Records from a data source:
========

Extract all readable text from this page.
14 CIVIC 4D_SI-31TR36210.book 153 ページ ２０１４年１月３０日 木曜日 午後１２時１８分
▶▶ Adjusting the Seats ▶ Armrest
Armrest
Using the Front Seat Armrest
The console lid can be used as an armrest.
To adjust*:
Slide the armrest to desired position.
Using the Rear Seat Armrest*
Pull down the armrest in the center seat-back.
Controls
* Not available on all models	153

========

What the task requires: Your task is to print all of the records exactly.

Exercise solution:
Extract all readable text from this page.
14 CIVIC 4D_SI-31TR36210.book 153 ページ ２０１４年１月３０日 木曜日 午後１２時１８分
▶▶ Adjusting the Seats ▶ Armrest
Armrest
Using the Front Seat Armrest
The console lid can be used as an armrest.
To adjust*:
Slide the armrest to desired position.
Using the Rear Seat Armrest*
Pull down the armrest in the center seat-back.
Controls
* Not available on all models	153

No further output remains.